= What you are asked to do =
Copy all entries without alteration and skip the pictures they hold.

= Dataset excerpts =
>> START
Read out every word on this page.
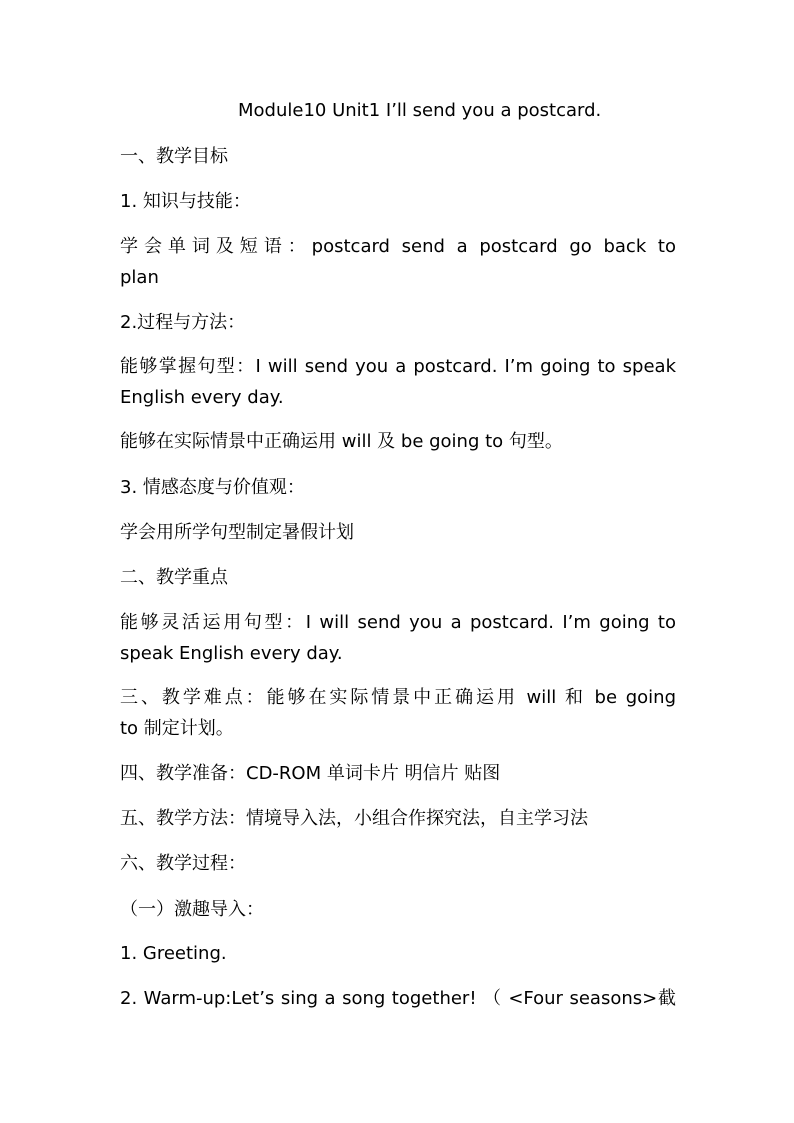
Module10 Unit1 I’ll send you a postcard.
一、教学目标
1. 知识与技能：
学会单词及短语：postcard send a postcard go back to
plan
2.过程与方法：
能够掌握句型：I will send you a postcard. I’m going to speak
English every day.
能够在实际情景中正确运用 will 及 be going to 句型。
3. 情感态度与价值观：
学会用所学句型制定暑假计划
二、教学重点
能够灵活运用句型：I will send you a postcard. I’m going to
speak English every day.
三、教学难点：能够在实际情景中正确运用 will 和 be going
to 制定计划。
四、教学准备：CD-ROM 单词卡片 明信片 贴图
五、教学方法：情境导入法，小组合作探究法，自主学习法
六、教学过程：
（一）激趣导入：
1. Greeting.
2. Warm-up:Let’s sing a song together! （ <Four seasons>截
>> END
= Reply =
Read out every word on this page.
Module10 Unit1 I’ll send you a postcard.
一、教学目标
1. 知识与技能：
学会单词及短语：postcard send a postcard go back to
plan
2.过程与方法：
能够掌握句型：I will send you a postcard. I’m going to speak
English every day.
能够在实际情景中正确运用 will 及 be going to 句型。
3. 情感态度与价值观：
学会用所学句型制定暑假计划
二、教学重点
能够灵活运用句型：I will send you a postcard. I’m going to
speak English every day.
三、教学难点：能够在实际情景中正确运用 will 和 be going
to 制定计划。
四、教学准备：CD-ROM 单词卡片 明信片 贴图
五、教学方法：情境导入法，小组合作探究法，自主学习法
六、教学过程：
（一）激趣导入：
1. Greeting.
2. Warm-up:Let’s sing a song together! （ <Four seasons>截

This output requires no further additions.